--- Records for the exercise ---
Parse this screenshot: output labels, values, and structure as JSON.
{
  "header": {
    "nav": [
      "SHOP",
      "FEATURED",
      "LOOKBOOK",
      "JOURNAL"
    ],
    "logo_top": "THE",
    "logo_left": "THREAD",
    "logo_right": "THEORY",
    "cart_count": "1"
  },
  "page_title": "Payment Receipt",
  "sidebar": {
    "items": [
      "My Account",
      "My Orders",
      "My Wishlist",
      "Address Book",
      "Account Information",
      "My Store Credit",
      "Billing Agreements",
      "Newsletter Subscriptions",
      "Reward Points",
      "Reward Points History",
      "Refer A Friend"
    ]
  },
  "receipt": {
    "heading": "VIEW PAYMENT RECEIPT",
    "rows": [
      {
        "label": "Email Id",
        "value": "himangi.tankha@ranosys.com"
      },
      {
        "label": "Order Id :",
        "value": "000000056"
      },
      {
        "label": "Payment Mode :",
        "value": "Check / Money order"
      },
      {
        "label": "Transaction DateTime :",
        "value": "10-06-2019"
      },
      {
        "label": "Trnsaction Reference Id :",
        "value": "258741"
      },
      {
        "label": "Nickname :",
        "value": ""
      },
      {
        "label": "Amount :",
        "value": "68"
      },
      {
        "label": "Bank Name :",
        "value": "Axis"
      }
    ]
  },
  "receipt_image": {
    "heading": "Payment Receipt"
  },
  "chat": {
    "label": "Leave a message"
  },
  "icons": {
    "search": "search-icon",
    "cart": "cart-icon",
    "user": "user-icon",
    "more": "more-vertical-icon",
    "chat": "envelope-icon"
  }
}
---
--- Records for the exercise ---
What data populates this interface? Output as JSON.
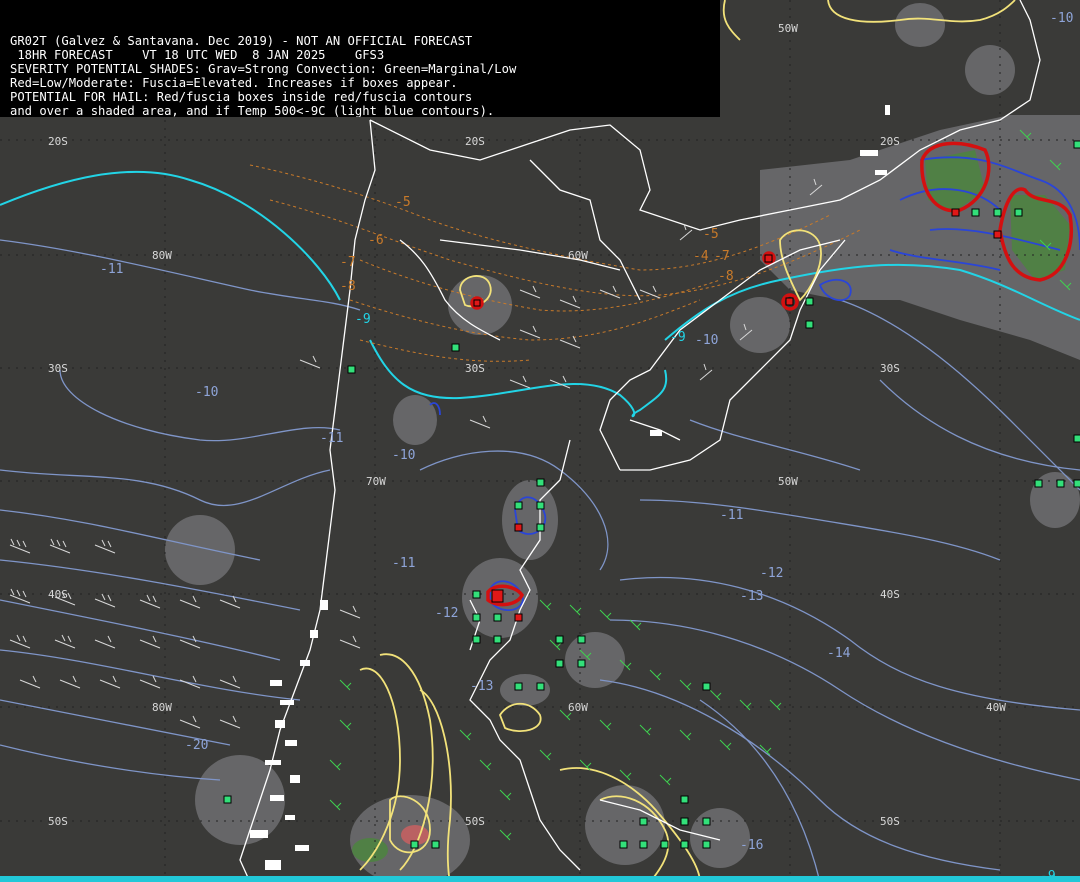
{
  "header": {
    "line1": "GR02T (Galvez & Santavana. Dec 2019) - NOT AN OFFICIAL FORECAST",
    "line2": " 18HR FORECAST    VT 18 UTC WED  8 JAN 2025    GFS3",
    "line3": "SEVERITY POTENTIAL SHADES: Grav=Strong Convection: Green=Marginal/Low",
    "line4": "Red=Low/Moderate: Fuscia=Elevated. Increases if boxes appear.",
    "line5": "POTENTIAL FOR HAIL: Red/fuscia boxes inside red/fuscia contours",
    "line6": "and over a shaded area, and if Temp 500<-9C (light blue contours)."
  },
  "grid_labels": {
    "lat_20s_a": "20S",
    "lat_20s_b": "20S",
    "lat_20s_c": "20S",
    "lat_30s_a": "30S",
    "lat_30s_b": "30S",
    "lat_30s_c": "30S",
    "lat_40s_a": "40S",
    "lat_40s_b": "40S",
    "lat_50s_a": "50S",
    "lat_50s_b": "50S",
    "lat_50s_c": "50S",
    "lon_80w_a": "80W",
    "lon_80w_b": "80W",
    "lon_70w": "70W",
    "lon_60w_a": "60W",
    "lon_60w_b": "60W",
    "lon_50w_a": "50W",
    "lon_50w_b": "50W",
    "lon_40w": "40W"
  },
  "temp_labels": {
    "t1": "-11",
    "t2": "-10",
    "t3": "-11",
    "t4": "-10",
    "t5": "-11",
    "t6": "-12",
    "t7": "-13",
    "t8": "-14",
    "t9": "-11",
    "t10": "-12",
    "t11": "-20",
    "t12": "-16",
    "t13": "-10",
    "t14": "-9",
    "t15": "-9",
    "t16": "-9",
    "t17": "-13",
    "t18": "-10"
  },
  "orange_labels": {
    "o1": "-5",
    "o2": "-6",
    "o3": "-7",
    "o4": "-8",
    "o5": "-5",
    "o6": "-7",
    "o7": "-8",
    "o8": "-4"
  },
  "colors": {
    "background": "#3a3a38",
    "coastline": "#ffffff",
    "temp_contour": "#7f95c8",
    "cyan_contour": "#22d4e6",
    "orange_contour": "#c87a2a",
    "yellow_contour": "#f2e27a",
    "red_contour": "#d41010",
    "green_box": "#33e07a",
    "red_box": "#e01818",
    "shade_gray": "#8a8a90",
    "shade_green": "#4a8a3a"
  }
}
---
§ **Exercise task**:
Extract every line above that contains the word "FORECAST".

§ **The reply**:
    "line1": "GR02T (Galvez & Santavana. Dec 2019) - NOT AN OFFICIAL FORECAST",
    "line2": " 18HR FORECAST    VT 18 UTC WED  8 JAN 2025    GFS3",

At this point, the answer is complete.